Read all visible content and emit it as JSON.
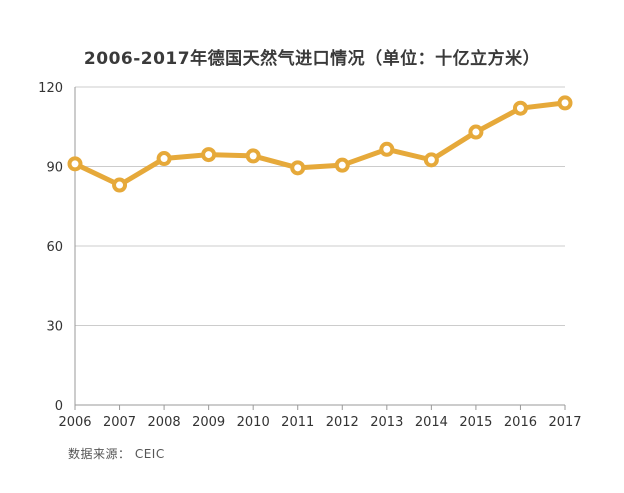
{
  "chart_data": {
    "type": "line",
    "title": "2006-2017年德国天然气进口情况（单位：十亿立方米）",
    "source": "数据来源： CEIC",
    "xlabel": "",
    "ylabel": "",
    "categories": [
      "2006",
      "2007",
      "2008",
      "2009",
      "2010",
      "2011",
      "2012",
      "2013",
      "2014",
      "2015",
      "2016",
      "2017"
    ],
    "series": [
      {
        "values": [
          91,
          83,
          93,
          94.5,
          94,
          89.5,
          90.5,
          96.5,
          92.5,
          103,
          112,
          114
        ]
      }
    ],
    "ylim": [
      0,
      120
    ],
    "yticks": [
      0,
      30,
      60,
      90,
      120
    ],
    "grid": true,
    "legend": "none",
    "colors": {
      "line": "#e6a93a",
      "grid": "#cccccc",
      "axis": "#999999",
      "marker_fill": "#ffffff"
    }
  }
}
* * *
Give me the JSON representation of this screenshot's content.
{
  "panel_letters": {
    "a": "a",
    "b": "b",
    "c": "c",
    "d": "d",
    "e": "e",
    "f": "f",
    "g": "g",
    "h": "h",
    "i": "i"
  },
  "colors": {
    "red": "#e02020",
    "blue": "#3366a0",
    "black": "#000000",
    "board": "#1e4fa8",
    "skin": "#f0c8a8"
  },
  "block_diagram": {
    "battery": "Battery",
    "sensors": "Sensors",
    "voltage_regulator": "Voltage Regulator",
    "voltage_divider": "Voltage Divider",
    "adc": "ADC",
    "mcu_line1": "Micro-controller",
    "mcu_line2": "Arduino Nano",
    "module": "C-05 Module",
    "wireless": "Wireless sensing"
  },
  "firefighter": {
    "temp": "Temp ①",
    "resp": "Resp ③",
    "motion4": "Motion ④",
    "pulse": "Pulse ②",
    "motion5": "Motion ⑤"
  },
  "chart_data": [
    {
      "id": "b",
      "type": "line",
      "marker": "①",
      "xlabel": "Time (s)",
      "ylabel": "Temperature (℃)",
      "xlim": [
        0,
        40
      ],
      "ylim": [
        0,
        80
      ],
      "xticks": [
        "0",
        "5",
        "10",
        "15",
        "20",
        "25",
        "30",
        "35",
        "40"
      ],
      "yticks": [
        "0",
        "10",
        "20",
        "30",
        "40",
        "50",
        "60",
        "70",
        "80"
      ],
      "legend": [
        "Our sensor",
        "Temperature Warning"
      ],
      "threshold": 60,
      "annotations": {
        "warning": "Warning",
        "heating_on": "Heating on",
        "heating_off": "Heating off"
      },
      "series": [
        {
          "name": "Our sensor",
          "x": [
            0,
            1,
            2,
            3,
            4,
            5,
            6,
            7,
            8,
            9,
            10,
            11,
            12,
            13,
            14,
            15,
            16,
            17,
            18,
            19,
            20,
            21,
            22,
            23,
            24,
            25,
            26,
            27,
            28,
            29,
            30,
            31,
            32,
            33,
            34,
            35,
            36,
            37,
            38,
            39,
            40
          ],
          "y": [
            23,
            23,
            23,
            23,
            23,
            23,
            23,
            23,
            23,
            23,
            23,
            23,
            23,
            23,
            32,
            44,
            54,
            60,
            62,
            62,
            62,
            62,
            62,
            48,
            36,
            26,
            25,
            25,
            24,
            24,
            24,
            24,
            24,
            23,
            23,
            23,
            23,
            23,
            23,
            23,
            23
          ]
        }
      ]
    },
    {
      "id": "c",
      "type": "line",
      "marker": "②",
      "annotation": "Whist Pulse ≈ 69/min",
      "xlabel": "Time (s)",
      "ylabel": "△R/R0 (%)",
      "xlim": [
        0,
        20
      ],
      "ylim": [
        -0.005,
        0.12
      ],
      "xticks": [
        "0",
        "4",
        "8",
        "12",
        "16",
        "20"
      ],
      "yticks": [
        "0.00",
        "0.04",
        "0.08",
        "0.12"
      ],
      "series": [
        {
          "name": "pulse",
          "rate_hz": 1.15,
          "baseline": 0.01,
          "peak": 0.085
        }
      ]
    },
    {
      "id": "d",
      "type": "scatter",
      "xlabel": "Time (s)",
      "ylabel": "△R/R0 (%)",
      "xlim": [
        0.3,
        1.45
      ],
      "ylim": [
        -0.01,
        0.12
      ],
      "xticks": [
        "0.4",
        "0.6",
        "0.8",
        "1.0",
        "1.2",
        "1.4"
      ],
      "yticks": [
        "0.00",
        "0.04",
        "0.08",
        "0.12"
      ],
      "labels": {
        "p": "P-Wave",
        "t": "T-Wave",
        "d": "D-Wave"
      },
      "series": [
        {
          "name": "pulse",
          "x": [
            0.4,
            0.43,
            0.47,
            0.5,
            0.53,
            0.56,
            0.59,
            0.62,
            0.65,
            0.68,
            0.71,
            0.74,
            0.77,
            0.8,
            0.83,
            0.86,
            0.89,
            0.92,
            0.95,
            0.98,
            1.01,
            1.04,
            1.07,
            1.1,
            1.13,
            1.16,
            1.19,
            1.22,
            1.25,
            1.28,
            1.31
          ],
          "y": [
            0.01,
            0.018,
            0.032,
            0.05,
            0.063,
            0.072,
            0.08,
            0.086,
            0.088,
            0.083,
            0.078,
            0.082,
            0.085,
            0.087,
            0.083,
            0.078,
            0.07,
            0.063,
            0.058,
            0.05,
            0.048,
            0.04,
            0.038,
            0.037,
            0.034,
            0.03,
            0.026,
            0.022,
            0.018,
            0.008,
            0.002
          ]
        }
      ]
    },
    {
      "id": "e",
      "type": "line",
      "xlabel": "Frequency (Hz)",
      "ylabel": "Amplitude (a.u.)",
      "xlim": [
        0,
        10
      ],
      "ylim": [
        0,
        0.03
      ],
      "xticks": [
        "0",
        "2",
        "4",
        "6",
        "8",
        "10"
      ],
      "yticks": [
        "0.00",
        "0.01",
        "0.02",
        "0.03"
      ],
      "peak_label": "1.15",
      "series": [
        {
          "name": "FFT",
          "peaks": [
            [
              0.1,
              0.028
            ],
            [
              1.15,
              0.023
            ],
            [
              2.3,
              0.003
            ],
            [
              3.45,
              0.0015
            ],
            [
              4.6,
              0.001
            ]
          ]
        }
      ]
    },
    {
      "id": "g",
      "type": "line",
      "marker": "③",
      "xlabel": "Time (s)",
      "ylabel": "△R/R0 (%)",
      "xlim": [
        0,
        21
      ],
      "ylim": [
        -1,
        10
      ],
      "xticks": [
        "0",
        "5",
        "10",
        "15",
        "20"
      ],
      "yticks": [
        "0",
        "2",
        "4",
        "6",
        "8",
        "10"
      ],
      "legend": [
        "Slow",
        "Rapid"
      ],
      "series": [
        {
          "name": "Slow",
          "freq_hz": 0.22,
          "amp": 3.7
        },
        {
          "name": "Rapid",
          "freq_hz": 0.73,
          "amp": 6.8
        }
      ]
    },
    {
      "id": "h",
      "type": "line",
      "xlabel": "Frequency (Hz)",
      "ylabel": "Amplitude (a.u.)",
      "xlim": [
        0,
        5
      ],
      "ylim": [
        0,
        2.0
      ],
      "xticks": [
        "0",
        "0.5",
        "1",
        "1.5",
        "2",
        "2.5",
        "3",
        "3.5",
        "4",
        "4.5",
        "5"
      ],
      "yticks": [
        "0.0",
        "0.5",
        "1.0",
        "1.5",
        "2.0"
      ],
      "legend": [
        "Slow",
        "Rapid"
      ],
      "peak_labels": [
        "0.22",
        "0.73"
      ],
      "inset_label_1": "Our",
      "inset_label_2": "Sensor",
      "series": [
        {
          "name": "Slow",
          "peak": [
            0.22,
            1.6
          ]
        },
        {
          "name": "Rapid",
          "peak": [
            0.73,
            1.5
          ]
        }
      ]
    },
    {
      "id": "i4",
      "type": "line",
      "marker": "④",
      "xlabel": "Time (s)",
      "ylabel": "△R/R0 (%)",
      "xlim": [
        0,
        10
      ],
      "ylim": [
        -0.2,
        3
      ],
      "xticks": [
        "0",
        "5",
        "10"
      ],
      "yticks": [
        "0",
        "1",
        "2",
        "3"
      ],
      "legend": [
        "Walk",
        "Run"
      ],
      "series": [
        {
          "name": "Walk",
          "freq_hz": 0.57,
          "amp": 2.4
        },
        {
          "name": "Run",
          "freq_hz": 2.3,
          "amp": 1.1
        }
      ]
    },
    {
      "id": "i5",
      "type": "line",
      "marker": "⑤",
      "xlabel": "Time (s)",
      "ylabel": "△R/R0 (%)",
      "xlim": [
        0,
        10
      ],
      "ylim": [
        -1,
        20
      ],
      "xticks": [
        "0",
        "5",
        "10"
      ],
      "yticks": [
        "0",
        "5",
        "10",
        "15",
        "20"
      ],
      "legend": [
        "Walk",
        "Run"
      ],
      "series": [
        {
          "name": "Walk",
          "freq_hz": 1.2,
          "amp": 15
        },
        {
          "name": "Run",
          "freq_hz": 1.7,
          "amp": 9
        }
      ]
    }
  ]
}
---
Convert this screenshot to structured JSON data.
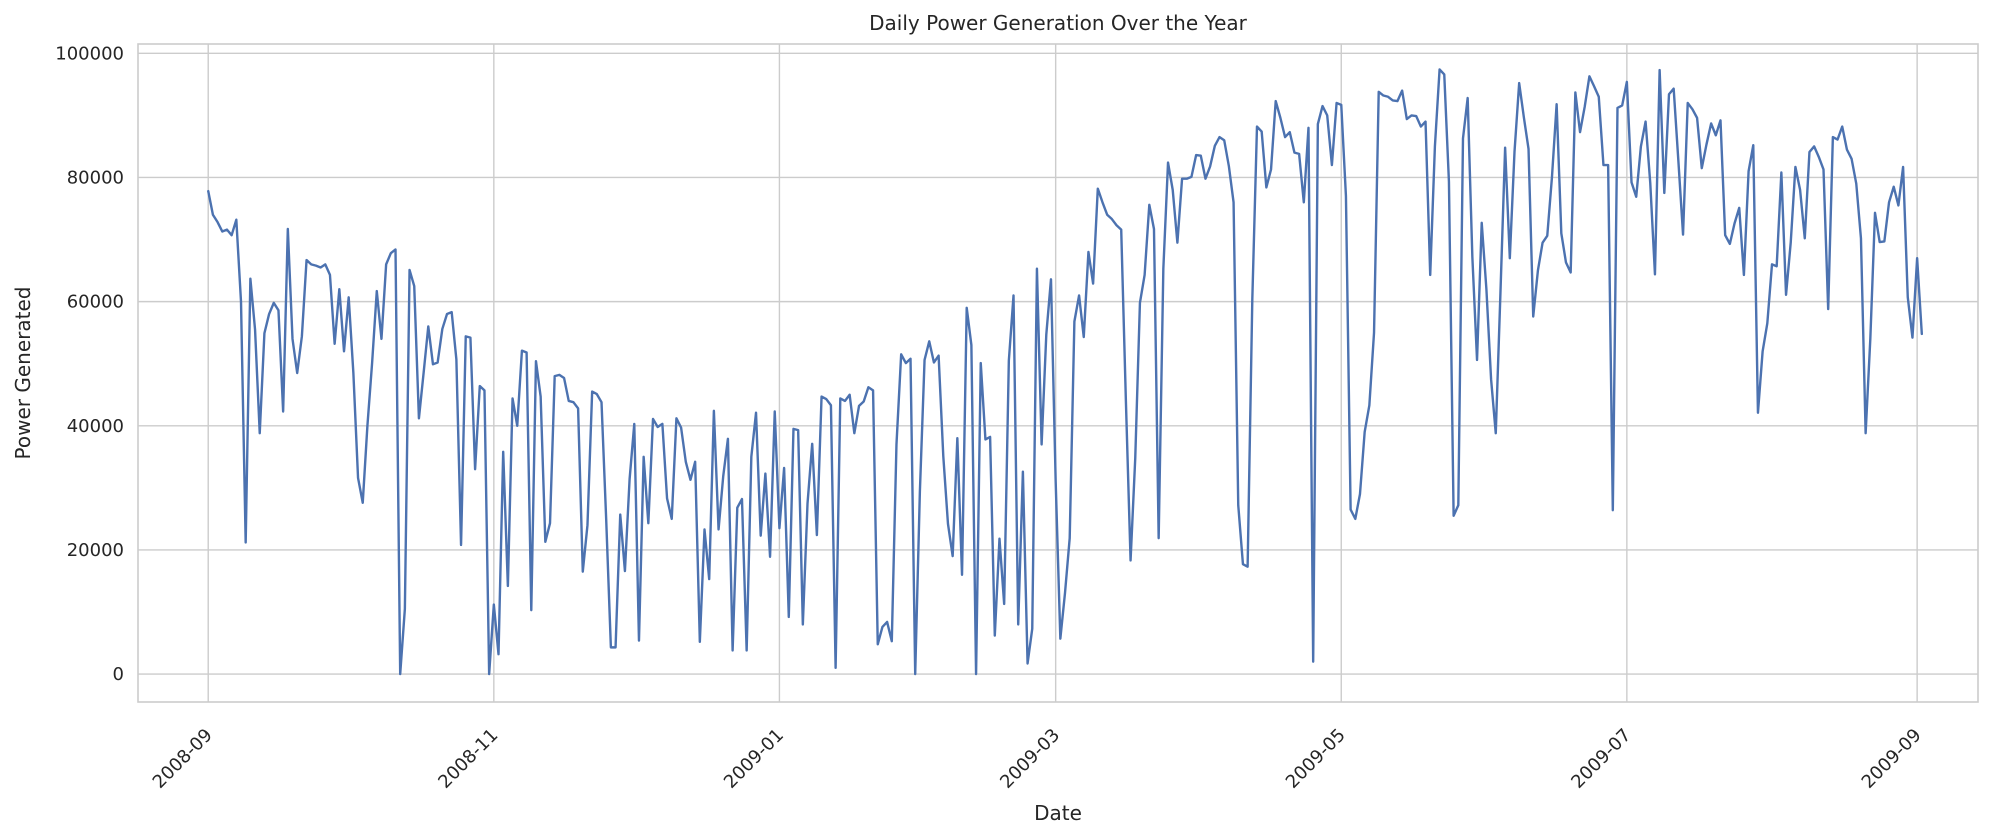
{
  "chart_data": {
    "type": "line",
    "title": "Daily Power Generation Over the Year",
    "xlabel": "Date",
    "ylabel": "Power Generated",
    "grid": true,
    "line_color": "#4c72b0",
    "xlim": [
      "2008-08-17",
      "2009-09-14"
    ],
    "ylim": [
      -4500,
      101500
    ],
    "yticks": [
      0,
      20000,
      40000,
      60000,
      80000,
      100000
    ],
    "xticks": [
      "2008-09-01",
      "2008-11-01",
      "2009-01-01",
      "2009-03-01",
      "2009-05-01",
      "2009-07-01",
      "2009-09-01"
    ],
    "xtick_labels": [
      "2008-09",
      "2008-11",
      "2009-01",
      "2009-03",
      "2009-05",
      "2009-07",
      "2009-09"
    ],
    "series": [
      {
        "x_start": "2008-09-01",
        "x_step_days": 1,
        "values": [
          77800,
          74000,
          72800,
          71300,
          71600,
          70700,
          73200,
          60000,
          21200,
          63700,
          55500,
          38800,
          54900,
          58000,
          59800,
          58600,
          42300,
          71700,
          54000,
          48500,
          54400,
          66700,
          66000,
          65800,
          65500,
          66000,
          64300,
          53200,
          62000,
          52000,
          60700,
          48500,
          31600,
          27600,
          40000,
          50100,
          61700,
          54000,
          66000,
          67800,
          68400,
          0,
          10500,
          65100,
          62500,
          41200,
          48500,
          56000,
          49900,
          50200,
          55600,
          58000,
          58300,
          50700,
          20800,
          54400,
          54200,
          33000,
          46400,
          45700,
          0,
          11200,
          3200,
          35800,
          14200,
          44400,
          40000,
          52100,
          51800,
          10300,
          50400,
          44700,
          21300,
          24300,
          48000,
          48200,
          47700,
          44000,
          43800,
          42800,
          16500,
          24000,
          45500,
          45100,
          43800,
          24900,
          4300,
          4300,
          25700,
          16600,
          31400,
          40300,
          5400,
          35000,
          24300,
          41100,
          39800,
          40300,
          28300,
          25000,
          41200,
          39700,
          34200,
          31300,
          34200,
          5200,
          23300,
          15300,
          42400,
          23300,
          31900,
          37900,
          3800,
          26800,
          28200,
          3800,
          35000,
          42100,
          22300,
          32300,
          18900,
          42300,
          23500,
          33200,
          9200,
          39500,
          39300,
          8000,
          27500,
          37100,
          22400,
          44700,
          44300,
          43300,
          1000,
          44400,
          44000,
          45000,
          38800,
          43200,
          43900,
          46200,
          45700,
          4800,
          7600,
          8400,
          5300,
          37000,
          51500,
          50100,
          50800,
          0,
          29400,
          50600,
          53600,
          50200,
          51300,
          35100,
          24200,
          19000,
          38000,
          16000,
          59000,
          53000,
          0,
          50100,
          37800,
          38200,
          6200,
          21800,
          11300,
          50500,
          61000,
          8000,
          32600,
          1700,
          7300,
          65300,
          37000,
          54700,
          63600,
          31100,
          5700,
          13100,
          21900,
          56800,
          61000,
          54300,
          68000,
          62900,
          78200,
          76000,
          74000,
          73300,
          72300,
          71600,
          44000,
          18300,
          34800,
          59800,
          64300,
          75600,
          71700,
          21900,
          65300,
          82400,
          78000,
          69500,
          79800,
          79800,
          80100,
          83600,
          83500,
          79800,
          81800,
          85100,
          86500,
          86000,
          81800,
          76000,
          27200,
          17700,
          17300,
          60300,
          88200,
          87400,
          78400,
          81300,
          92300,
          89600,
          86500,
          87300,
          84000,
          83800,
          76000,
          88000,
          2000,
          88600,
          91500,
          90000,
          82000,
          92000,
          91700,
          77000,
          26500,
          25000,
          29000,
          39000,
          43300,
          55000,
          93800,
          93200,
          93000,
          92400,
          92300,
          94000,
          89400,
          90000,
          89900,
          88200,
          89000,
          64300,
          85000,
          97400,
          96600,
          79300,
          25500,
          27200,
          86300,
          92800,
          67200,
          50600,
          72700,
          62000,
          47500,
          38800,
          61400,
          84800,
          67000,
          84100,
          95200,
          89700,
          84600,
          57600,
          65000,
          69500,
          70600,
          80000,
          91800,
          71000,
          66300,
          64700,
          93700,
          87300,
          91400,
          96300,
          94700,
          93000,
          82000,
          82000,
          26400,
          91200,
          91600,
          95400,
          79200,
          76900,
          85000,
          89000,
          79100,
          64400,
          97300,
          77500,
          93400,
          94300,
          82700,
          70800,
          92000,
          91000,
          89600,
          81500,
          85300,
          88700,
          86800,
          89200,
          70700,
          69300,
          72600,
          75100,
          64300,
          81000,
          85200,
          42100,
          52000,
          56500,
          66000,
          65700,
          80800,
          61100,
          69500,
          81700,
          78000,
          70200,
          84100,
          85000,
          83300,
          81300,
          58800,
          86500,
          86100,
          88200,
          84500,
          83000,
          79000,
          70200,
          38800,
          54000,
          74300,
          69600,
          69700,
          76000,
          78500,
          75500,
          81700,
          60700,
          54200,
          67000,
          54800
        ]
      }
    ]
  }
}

== Problem details ==
In the entries above, find lines with "content" and copy each.

== Correct answer ==
Read all visible content and emit it as JSON.
Give me the JSON representation of this screenshot's content.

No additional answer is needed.